About this task –
In the passage on California's open data policy below, on what date and in what city is California Forward hosting its data summit?

Robb Korinke, a principal at GrassrootsLab who leads technology-focused government efforts, lays out a three-step plan for enacting a comprehensive open data policy in California.

Separate pieces of legislation circulating at the State Capitol would create a state-level chief data officer and require local agencies to inventory the data they have. One open data advocate thinks California can push the envelope even further.

Robb Korinke, a principal at GrassrootsLab who leads technology-focused government efforts for California Forward, a nonprofit organization that calls itself a “catalyst for change,” lays out a three-step plan for enacting a comprehensive open data policy in California.

Korinke writes in a Sacramento Bee opinion piece that California needs to better understanding of how and what data agencies store, make data work together, and prioritize data by developing standards and practices.

“A comprehensive open data policy would allow the state, its residents, and private and nonprofit sectors to explore issues in an entirely new way, one that emphasizes hard information and eliminates the silos of knowledge that separate state, city, county and other activity,” Korinke writes. Read the full story in the newspaper here.

California Forward is hosting a data summit on March 18 in Sacramento. Scheduled speakers include Jodi Remke, chair, Fair Political Practices Commission; Kish Rajan, director of the Governor’s Office of Business and Economic Development (Go-Biz); and Abhi Nemani, chief data officer, City of Los Angeles.

Data section –
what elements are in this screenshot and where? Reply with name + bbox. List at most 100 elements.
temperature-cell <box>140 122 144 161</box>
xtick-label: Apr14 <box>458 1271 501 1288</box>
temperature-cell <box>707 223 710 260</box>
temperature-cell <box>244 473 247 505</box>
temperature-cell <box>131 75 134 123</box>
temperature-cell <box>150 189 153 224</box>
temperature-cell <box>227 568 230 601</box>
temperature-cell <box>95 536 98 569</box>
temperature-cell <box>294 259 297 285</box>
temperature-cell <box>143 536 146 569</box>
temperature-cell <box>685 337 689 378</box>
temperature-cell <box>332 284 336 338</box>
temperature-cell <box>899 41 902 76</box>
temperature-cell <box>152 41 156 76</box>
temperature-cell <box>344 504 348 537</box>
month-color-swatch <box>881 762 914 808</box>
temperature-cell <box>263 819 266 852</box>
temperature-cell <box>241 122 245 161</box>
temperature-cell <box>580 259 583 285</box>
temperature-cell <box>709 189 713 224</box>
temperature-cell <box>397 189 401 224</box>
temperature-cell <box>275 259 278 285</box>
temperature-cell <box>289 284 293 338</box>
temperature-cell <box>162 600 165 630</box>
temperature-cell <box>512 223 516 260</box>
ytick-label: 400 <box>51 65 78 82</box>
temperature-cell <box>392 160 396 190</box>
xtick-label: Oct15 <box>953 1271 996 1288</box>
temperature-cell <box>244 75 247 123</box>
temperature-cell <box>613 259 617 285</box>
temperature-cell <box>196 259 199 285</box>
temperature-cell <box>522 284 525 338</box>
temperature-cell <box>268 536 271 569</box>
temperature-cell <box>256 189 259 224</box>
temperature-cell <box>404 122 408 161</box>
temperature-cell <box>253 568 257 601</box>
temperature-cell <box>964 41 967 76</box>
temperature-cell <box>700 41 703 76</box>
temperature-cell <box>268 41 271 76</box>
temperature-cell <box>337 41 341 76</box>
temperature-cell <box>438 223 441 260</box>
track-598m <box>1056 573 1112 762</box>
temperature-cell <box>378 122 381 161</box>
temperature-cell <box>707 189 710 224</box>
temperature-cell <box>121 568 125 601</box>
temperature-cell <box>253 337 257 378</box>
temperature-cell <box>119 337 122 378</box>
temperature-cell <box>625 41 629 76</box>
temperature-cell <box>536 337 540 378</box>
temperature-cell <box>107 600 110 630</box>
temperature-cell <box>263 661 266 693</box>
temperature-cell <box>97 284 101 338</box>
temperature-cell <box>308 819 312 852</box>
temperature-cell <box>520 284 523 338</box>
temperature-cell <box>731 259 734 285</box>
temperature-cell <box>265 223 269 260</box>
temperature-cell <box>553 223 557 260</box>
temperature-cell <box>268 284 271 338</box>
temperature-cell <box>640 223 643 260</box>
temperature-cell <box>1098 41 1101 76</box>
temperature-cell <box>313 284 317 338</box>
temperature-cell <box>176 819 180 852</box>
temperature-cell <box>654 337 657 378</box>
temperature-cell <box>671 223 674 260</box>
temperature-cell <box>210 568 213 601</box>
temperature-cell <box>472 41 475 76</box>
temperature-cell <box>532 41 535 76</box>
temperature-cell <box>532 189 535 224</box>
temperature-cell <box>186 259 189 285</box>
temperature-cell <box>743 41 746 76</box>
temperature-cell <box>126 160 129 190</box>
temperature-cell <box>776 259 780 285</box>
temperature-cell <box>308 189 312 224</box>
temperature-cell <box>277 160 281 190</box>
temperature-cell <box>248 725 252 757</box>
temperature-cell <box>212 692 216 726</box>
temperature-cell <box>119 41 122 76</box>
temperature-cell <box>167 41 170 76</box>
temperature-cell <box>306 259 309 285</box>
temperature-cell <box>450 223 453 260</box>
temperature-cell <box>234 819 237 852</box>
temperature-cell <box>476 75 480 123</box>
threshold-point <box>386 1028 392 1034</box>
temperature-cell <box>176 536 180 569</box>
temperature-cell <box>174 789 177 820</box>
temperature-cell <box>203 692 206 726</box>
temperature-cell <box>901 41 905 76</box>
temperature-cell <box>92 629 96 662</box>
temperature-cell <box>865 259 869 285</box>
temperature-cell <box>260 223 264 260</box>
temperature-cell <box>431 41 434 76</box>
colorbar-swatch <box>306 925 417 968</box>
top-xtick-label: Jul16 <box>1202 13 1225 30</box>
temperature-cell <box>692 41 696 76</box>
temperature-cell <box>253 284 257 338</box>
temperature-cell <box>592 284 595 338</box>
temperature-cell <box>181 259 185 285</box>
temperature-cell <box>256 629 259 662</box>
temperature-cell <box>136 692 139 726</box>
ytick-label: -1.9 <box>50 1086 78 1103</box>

Written answer –
March 18, in Sacramento.